Problem to solve
Repeat the entire listing exactly as written.

>> BEGIN Records shown

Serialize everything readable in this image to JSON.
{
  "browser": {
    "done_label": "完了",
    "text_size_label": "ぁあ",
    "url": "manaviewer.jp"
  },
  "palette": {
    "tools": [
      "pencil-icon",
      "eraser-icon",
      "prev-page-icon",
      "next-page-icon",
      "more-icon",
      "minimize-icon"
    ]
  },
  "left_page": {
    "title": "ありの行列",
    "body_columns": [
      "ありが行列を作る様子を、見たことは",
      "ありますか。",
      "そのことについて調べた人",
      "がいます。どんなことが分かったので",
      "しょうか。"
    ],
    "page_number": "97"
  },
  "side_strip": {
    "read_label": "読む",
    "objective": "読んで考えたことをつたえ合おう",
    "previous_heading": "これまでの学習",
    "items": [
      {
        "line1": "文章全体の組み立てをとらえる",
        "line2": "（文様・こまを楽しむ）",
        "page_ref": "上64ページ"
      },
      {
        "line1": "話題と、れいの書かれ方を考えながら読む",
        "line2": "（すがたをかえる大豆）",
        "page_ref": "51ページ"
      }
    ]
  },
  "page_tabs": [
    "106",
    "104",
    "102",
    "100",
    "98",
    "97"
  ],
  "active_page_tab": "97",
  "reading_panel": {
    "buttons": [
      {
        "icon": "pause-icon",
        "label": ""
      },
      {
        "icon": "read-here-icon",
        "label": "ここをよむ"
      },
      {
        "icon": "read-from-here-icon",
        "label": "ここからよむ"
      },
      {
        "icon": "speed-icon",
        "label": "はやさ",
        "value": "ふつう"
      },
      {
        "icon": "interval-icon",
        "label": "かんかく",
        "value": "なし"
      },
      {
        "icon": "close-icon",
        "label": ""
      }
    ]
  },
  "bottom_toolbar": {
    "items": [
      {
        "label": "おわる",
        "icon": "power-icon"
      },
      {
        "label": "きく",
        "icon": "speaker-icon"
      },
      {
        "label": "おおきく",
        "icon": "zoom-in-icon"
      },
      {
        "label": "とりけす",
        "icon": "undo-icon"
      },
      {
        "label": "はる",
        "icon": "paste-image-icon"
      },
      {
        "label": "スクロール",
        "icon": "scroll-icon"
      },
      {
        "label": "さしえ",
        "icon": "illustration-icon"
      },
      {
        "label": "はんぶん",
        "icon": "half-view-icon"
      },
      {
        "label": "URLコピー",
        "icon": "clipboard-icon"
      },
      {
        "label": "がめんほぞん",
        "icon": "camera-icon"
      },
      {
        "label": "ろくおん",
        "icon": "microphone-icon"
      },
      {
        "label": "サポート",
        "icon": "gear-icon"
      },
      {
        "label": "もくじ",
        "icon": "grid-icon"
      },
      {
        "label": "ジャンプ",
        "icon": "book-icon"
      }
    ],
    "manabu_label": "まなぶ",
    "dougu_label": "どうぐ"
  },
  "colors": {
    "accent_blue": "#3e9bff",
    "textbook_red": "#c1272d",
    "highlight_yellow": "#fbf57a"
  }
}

>> END Records shown

Solution
Serialize everything readable in this image to JSON.
{
  "browser": {
    "done_label": "完了",
    "text_size_label": "ぁあ",
    "url": "manaviewer.jp"
  },
  "palette": {
    "tools": [
      "pencil-icon",
      "eraser-icon",
      "prev-page-icon",
      "next-page-icon",
      "more-icon",
      "minimize-icon"
    ]
  },
  "left_page": {
    "title": "ありの行列",
    "body_columns": [
      "ありが行列を作る様子を、見たことは",
      "ありますか。",
      "そのことについて調べた人",
      "がいます。どんなことが分かったので",
      "しょうか。"
    ],
    "page_number": "97"
  },
  "side_strip": {
    "read_label": "読む",
    "objective": "読んで考えたことをつたえ合おう",
    "previous_heading": "これまでの学習",
    "items": [
      {
        "line1": "文章全体の組み立てをとらえる",
        "line2": "（文様・こまを楽しむ）",
        "page_ref": "上64ページ"
      },
      {
        "line1": "話題と、れいの書かれ方を考えながら読む",
        "line2": "（すがたをかえる大豆）",
        "page_ref": "51ページ"
      }
    ]
  },
  "page_tabs": [
    "106",
    "104",
    "102",
    "100",
    "98",
    "97"
  ],
  "active_page_tab": "97",
  "reading_panel": {
    "buttons": [
      {
        "icon": "pause-icon",
        "label": ""
      },
      {
        "icon": "read-here-icon",
        "label": "ここをよむ"
      },
      {
        "icon": "read-from-here-icon",
        "label": "ここからよむ"
      },
      {
        "icon": "speed-icon",
        "label": "はやさ",
        "value": "ふつう"
      },
      {
        "icon": "interval-icon",
        "label": "かんかく",
        "value": "なし"
      },
      {
        "icon": "close-icon",
        "label": ""
      }
    ]
  },
  "bottom_toolbar": {
    "items": [
      {
        "label": "おわる",
        "icon": "power-icon"
      },
      {
        "label": "きく",
        "icon": "speaker-icon"
      },
      {
        "label": "おおきく",
        "icon": "zoom-in-icon"
      },
      {
        "label": "とりけす",
        "icon": "undo-icon"
      },
      {
        "label": "はる",
        "icon": "paste-image-icon"
      },
      {
        "label": "スクロール",
        "icon": "scroll-icon"
      },
      {
        "label": "さしえ",
        "icon": "illustration-icon"
      },
      {
        "label": "はんぶん",
        "icon": "half-view-icon"
      },
      {
        "label": "URLコピー",
        "icon": "clipboard-icon"
      },
      {
        "label": "がめんほぞん",
        "icon": "camera-icon"
      },
      {
        "label": "ろくおん",
        "icon": "microphone-icon"
      },
      {
        "label": "サポート",
        "icon": "gear-icon"
      },
      {
        "label": "もくじ",
        "icon": "grid-icon"
      },
      {
        "label": "ジャンプ",
        "icon": "book-icon"
      }
    ],
    "manabu_label": "まなぶ",
    "dougu_label": "どうぐ"
  },
  "colors": {
    "accent_blue": "#3e9bff",
    "textbook_red": "#c1272d",
    "highlight_yellow": "#fbf57a"
  }
}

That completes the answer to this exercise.